▶ _Written task_: Send back all the data below, exactly as given.

▶ _Records provided_:

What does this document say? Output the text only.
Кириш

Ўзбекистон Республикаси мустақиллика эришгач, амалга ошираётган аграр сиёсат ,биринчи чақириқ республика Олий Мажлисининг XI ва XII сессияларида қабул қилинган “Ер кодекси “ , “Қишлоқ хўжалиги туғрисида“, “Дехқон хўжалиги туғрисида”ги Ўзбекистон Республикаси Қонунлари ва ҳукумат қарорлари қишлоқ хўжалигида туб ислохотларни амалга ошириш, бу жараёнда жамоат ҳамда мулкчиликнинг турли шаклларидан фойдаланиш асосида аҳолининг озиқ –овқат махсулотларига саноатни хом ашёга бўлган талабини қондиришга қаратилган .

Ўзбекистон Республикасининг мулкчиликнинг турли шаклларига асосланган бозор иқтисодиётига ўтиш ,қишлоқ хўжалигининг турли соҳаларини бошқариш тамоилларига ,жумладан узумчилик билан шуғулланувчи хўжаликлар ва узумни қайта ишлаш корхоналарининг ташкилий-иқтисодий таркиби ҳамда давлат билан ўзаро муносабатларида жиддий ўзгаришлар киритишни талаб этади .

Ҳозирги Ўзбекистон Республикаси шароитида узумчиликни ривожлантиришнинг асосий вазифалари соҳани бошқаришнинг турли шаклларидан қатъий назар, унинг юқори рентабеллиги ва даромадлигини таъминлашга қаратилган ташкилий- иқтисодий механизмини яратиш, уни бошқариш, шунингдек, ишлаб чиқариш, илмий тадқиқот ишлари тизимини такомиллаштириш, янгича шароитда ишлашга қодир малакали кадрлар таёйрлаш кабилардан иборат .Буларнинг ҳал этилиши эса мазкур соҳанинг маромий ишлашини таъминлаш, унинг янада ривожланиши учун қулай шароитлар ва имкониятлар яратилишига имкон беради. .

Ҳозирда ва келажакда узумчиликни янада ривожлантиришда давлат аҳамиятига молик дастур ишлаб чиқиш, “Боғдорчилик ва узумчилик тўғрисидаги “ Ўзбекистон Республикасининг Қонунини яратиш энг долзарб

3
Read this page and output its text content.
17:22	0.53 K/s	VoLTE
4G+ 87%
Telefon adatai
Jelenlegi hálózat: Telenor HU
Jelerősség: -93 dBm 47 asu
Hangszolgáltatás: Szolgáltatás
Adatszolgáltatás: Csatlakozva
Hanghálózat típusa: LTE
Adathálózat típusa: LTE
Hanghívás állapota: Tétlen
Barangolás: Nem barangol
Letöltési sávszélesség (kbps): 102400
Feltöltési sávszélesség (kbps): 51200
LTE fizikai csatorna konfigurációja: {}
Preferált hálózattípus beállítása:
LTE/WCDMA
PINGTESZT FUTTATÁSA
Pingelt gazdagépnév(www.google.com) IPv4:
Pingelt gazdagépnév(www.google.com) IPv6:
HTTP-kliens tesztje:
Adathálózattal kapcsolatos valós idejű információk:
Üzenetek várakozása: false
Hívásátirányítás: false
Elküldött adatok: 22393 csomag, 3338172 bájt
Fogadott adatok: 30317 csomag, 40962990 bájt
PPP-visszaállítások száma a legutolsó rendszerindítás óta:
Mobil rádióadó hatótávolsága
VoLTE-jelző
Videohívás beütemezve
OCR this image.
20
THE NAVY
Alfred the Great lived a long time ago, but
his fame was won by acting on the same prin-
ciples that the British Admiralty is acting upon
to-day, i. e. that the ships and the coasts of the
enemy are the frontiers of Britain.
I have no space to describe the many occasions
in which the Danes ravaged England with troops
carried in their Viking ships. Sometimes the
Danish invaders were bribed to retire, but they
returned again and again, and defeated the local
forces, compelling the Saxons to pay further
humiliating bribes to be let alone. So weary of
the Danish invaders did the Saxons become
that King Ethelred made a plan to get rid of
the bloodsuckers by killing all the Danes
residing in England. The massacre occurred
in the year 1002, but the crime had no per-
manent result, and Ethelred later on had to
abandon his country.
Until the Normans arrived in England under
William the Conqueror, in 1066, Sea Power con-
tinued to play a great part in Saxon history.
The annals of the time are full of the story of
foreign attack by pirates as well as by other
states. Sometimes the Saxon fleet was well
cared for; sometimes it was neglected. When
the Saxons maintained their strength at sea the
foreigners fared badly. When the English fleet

▶ _Answer below_:
What does this document say? Output the text only.
Кириш

Ўзбекистон Республикаси мустақиллика эришгач, амалга ошираётган аграр сиёсат ,биринчи чақириқ республика Олий Мажлисининг XI ва XII сессияларида қабул қилинган “Ер кодекси “ , “Қишлоқ хўжалиги туғрисида“, “Дехқон хўжалиги туғрисида”ги Ўзбекистон Республикаси Қонунлари ва ҳукумат қарорлари қишлоқ хўжалигида туб ислохотларни амалга ошириш, бу жараёнда жамоат ҳамда мулкчиликнинг турли шаклларидан фойдаланиш асосида аҳолининг озиқ –овқат махсулотларига саноатни хом ашёга бўлган талабини қондиришга қаратилган .

Ўзбекистон Республикасининг мулкчиликнинг турли шаклларига асосланган бозор иқтисодиётига ўтиш ,қишлоқ хўжалигининг турли соҳаларини бошқариш тамоилларига ,жумладан узумчилик билан шуғулланувчи хўжаликлар ва узумни қайта ишлаш корхоналарининг ташкилий-иқтисодий таркиби ҳамда давлат билан ўзаро муносабатларида жиддий ўзгаришлар киритишни талаб этади .

Ҳозирги Ўзбекистон Республикаси шароитида узумчиликни ривожлантиришнинг асосий вазифалари соҳани бошқаришнинг турли шаклларидан қатъий назар, унинг юқори рентабеллиги ва даромадлигини таъминлашга қаратилган ташкилий- иқтисодий механизмини яратиш, уни бошқариш, шунингдек, ишлаб чиқариш, илмий тадқиқот ишлари тизимини такомиллаштириш, янгича шароитда ишлашга қодир малакали кадрлар таёйрлаш кабилардан иборат .Буларнинг ҳал этилиши эса мазкур соҳанинг маромий ишлашини таъминлаш, унинг янада ривожланиши учун қулай шароитлар ва имкониятлар яратилишига имкон беради. .

Ҳозирда ва келажакда узумчиликни янада ривожлантиришда давлат аҳамиятига молик дастур ишлаб чиқиш, “Боғдорчилик ва узумчилик тўғрисидаги “ Ўзбекистон Республикасининг Қонунини яратиш энг долзарб

3
Read this page and output its text content.
17:22	0.53 K/s	VoLTE
4G+ 87%
Telefon adatai
Jelenlegi hálózat: Telenor HU
Jelerősség: -93 dBm 47 asu
Hangszolgáltatás: Szolgáltatás
Adatszolgáltatás: Csatlakozva
Hanghálózat típusa: LTE
Adathálózat típusa: LTE
Hanghívás állapota: Tétlen
Barangolás: Nem barangol
Letöltési sávszélesség (kbps): 102400
Feltöltési sávszélesség (kbps): 51200
LTE fizikai csatorna konfigurációja: {}
Preferált hálózattípus beállítása:
LTE/WCDMA
PINGTESZT FUTTATÁSA
Pingelt gazdagépnév(www.google.com) IPv4:
Pingelt gazdagépnév(www.google.com) IPv6:
HTTP-kliens tesztje:
Adathálózattal kapcsolatos valós idejű információk:
Üzenetek várakozása: false
Hívásátirányítás: false
Elküldött adatok: 22393 csomag, 3338172 bájt
Fogadott adatok: 30317 csomag, 40962990 bájt
PPP-visszaállítások száma a legutolsó rendszerindítás óta:
Mobil rádióadó hatótávolsága
VoLTE-jelző
Videohívás beütemezve
OCR this image.
20
THE NAVY
Alfred the Great lived a long time ago, but
his fame was won by acting on the same prin-
ciples that the British Admiralty is acting upon
to-day, i. e. that the ships and the coasts of the
enemy are the frontiers of Britain.
I have no space to describe the many occasions
in which the Danes ravaged England with troops
carried in their Viking ships. Sometimes the
Danish invaders were bribed to retire, but they
returned again and again, and defeated the local
forces, compelling the Saxons to pay further
humiliating bribes to be let alone. So weary of
the Danish invaders did the Saxons become
that King Ethelred made a plan to get rid of
the bloodsuckers by killing all the Danes
residing in England. The massacre occurred
in the year 1002, but the crime had no per-
manent result, and Ethelred later on had to
abandon his country.
Until the Normans arrived in England under
William the Conqueror, in 1066, Sea Power con-
tinued to play a great part in Saxon history.
The annals of the time are full of the story of
foreign attack by pirates as well as by other
states. Sometimes the Saxon fleet was well
cared for; sometimes it was neglected. When
the Saxons maintained their strength at sea the
foreigners fared badly. When the English fleet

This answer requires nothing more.